▶ [STATED EXERCISE A]
According to the thread about Tesla's 4D approach, at what timestamp does Karpathy's first recorded hint at using video for FSD start?

++++ SOURCE ++++

Like I said. Maybe Tesla is implementing 4D differently. But if Mobileye has camera vision that can track the paths of objects in real-time in both space and time I consider that to be 4D.
Here is what Elon said during the Q2 2020 Earnings Call on 4D: "Well, the actual major milestone that's happening right now is really a transition of the autonomy system or the cars, like AI, if you will, from thinking about things in -- like 2.5D. It's like think -- things like isolated pictures and doing image recognition on pictures that are harshly correlated in time but not very well and transitioning to kind of a 4D, where it's like -- which is video essentially." Tesla (TSLA) Q2 2020 Earnings Call Transcript | The Motley Fool So basically 2.5D refers to just processing still images and maybe you stitch the images together to get a little of bit motion through time. 4D refers to video labeling where you now are fully processing objects in both 3D space and in Time. That's what Elon means by 4D.
Here's Karpathy's first recorded hint at using video for FSD (at 38:15 in Aug 2018). His explanation is way above my pay grade, but apparently, it's a very difficult problem: Starts at 38:15
This came out today, which I guess is close to state of the art in academia/opensource/startup space When watching it I can’t help but think how many of the problems Tesla will solve or even remove with their new 4D labelling, data engine and fusion layer, output in vector space solution. It feels like Tesla are at least 2 years ahead of academia, ie two years ago Tesla switched to a new better system. And now they already have the system in production. Don’t think people fully understand that competition will have to move to 4D or risk getting stuck in the 99.9%-range.

++++ SOURCE RECORDS ++++

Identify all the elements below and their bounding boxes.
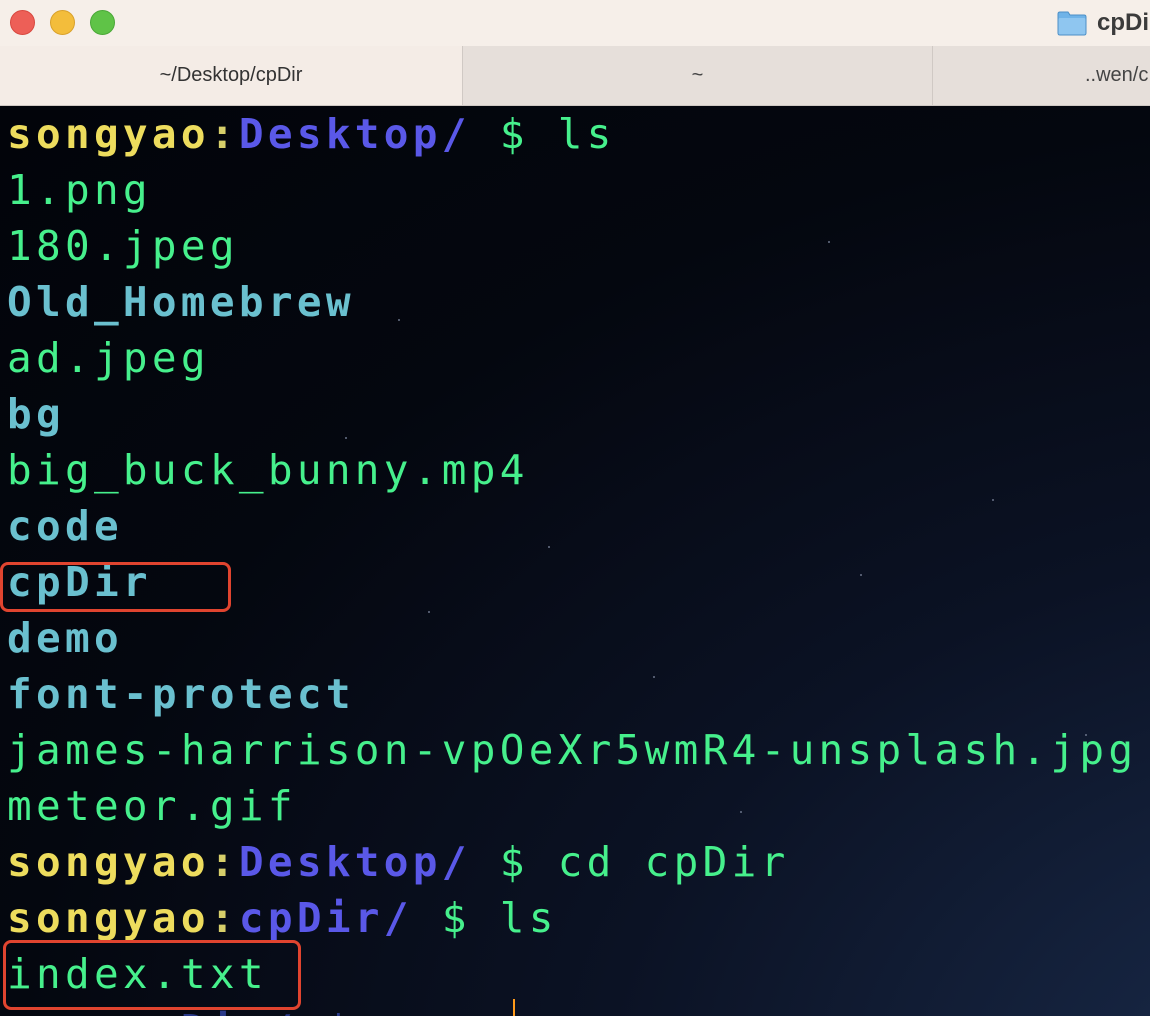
listing-item-directory: font-protect <box>7 670 355 718</box>
listing-item-directory: bg <box>7 390 65 438</box>
listing-item-file: 1.png <box>7 166 152 214</box>
prompt-user: songyao <box>7 110 210 158</box>
listing-item-directory: code <box>7 502 123 550</box>
prompt-separator: : <box>209 110 239 158</box>
listing-item-file: big_buck_bunny.mp4 <box>7 446 529 494</box>
command-text: ls <box>557 110 616 158</box>
prompt-separator: : <box>209 838 239 886</box>
highlight-box-cpdir <box>0 562 231 612</box>
tab-desktop-cpdir[interactable]: ~/Desktop/cpDir <box>0 46 463 105</box>
listing-item-file: meteor.gif <box>7 782 297 830</box>
prompt-path: cpDir/ <box>238 894 413 942</box>
prompt-line: songyao:Desktop/ $ cd cpDir <box>7 834 1137 890</box>
window-title: cpDir <box>1057 8 1150 38</box>
tab-label: ~ <box>691 64 704 86</box>
close-button[interactable] <box>10 10 35 35</box>
window-title-text: cpDir <box>1097 9 1150 36</box>
terminal-output: songyao:Desktop/ $ ls 1.png 180.jpeg Old… <box>7 106 1137 1016</box>
prompt-symbol: $ <box>470 838 558 886</box>
command-text: ls <box>499 894 558 942</box>
terminal-view[interactable]: songyao:Desktop/ $ ls 1.png 180.jpeg Old… <box>0 106 1150 1016</box>
tab-label: ~/Desktop/cpDir <box>159 64 303 86</box>
command-text: cd cpDir <box>557 838 790 886</box>
folder-icon <box>1057 11 1087 36</box>
prompt-symbol: $ <box>470 110 558 158</box>
prompt-path: Desktop/ <box>238 838 471 886</box>
highlight-box-index-txt <box>3 940 301 1010</box>
zoom-button[interactable] <box>90 10 115 35</box>
tab-label: ..wen/c <box>1085 64 1149 86</box>
listing-item-directory: Old_Homebrew <box>7 278 355 326</box>
prompt-line: songyao:cpDir/ $ ls <box>7 890 1137 946</box>
prompt-line: songyao:Desktop/ $ ls <box>7 106 1137 162</box>
listing-item-directory: demo <box>7 614 123 662</box>
prompt-separator: : <box>209 894 239 942</box>
prompt-user: songyao <box>7 838 210 886</box>
title-bar: cpDir <box>0 0 1150 46</box>
prompt-symbol: $ <box>412 894 500 942</box>
minimize-button[interactable] <box>50 10 75 35</box>
listing-item-file: james-harrison-vpOeXr5wmR4-unsplash.jpg <box>7 726 1138 774</box>
prompt-user: songyao <box>7 894 210 942</box>
prompt-path: Desktop/ <box>238 110 471 158</box>
tab-bar: ~/Desktop/cpDir ~ ..wen/c <box>0 46 1150 106</box>
listing-item-file: 180.jpeg <box>7 222 239 270</box>
tab-wen[interactable]: ..wen/c <box>933 46 1150 105</box>
listing-item-file: ad.jpeg <box>7 334 210 382</box>
text-cursor <box>513 999 515 1016</box>
tab-home[interactable]: ~ <box>463 46 933 105</box>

++++

▶ [STATED EXERCISE B]
Convert the part of the records that opens with the line containing "listing-item-directory: font-protect <box>7" and closes with the line containing "terminal-view[interactable]: songyao:Desktop/ $" into a Markdown table with the columns Row and Line. Leave out blank lines.

▶ [REPLY A]
38:15

▶ [REPLY B]
| Row | Line |
|---|---|
| 1 | listing-item-directory: font-protect <box>7 670 355 718</box> |
| 2 | listing-item-directory: bg <box>7 390 65 438</box> |
| 3 | listing-item-file: 1.png <box>7 166 152 214</box> |
| 4 | prompt-user: songyao <box>7 110 210 158</box> |
| 5 | listing-item-directory: code <box>7 502 123 550</box> |
| 6 | prompt-separator: : <box>209 110 239 158</box> |
| 7 | listing-item-file: big_buck_bunny.mp4 <box>7 446 529 494</box> |
| 8 | command-text: ls <box>557 110 616 158</box> |
| 9 | prompt-separator: : <box>209 838 239 886</box> |
| 10 | highlight-box-cpdir <box>0 562 231 612</box> |
| 11 | tab-desktop-cpdir[interactable]: ~/Desktop/cpDir <box>0 46 463 105</box> |
| 12 | listing-item-file: meteor.gif <box>7 782 297 830</box> |
| 13 | prompt-path: cpDir/ <box>238 894 413 942</box> |
| 14 | prompt-line: songyao:Desktop/ $ cd cpDir <box>7 834 1137 890</box> |
| 15 | window-title: cpDir <box>1057 8 1150 38</box> |
| 16 | tab-label: ~ <box>691 64 704 86</box> |
| 17 | close-button[interactable] <box>10 10 35 35</box> |
| 18 | window-title-text: cpDir <box>1097 9 1150 36</box> |
| 19 | terminal-output: songyao:Desktop/ $ ls 1.png 180.jpeg Old… <box>7 106 1137 1016</box> |
| 20 | prompt-symbol: $ <box>470 838 558 886</box> |
| 21 | command-text: ls <box>499 894 558 942</box> |
| 22 | terminal-view[interactable]: songyao:Desktop/ $ ls 1.png 180.jpeg Old… <box>0 106 1150 1016</box> |